## WORK TASK A:
In the text on social media and hiring, what percentage of hiring managers were positively influenced by what they found on candidates' social networking profiles?
## WORK TASK B:
Reproduce the part of the text on social media and hiring starting with "Social media influencing" and going on through "actually positively influenced.".

## PASSAGE FOR REVIEW:

Social media influencing employers’ digital recruitment decisions

A new CareerBuilder survey found that an increasing number of companies on the hunt for the perfect digital guru to join their ranks are turning to candidates’ social networking profiles to get a sense of these individuals beyond the information provided by their CVs. CareerBuilder revealed that while 42 per cent of employers were put off hiring a candidate as a result of their findings, 45 per cent of hiring managers were actually positively influenced.

Inappropriate content (46 per cent), references to drinking and drug use (40 per cent), and negative comments about previous jobs or colleagues (34 per cent) topped the list of employer turnoffs, while sub-standard communication skills and discriminatory remarks rounded out the top five at 30 per cent and 29 per cent, respectively. Among employers whose perusals of social media garnered positive findings, 42 per cent were pleased by the cohesion between the information that the candidate posted and the professional expertise outlined on his or her resume. Professionalism, communication skills and creativity were also cited as positive findings.

## MATERIAL SUPPLIED:

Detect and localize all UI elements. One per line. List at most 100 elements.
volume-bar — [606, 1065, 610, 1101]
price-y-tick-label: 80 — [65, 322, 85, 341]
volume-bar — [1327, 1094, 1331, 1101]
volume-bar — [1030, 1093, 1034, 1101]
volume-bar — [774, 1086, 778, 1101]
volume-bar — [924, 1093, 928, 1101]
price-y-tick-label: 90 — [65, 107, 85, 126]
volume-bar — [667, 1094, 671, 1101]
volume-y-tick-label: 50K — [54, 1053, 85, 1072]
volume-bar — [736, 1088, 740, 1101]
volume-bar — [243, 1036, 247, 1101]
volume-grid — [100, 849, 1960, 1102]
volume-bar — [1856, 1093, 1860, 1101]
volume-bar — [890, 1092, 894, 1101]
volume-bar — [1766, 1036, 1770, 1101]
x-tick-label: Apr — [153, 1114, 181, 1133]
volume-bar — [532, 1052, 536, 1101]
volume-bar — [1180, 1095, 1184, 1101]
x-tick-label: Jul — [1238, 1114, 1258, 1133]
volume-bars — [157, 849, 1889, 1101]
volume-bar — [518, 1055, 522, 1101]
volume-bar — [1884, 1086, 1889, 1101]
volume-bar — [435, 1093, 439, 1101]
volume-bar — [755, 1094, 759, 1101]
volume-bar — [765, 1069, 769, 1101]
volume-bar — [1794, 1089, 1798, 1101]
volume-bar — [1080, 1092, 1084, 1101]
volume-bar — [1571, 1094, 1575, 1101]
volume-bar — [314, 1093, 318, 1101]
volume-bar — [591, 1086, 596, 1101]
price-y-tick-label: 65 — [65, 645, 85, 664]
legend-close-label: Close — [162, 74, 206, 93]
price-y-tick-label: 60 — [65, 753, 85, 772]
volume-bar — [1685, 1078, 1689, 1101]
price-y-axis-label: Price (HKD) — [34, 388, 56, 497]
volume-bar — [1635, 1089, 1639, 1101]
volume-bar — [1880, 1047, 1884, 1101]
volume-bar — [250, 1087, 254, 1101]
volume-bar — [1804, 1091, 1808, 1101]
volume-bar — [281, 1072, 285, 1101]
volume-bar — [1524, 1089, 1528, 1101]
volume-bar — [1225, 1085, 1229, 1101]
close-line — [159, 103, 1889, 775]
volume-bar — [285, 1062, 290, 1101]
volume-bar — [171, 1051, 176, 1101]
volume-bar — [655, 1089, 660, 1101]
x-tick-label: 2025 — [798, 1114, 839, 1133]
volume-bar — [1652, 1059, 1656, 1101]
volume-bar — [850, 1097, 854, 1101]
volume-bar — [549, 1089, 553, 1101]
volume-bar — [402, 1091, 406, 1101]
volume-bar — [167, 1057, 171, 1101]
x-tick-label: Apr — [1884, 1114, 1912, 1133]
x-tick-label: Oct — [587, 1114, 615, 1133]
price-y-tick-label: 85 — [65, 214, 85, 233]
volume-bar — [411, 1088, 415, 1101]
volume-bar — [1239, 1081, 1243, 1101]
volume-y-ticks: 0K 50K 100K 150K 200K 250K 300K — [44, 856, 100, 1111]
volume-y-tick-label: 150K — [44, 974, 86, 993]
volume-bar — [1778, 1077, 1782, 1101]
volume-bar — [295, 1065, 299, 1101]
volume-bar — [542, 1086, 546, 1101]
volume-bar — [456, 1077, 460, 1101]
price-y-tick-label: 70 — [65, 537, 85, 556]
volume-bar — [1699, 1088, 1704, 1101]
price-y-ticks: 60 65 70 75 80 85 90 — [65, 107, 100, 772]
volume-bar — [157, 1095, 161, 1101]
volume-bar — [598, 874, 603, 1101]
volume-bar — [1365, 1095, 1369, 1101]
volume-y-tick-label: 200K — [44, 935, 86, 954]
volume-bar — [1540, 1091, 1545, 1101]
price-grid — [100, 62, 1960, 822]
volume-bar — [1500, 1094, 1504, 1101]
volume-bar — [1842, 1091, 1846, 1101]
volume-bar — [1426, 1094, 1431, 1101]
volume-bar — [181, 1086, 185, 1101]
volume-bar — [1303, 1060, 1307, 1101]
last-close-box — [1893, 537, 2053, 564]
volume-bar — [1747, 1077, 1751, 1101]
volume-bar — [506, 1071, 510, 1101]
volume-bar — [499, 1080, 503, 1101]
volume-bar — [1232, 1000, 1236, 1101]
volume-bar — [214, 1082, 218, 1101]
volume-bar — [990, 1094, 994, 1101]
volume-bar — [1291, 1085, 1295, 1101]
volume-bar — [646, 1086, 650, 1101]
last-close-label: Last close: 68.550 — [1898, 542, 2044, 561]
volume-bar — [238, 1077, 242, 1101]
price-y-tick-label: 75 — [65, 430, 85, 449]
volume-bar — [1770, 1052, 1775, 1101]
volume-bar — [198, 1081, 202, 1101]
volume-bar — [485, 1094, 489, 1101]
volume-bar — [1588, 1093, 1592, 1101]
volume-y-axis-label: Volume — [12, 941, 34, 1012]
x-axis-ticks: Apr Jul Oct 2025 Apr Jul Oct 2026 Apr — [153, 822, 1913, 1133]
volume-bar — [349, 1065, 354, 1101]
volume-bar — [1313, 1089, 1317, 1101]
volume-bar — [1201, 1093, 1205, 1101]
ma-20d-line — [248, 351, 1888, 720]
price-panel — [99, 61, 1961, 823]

## ANSWER BOX A:
45 percent

## ANSWER BOX B:
Social media influencing employers’ digital recruitment decisions

A new CareerBuilder survey found that an increasing number of companies on the hunt for the perfect digital guru to join their ranks are turning to candidates’ social networking profiles to get a sense of these individuals beyond the information provided by their CVs. CareerBuilder revealed that while 42 per cent of employers were put off hiring a candidate as a result of their findings, 45 per cent of hiring managers were actually positively influenced.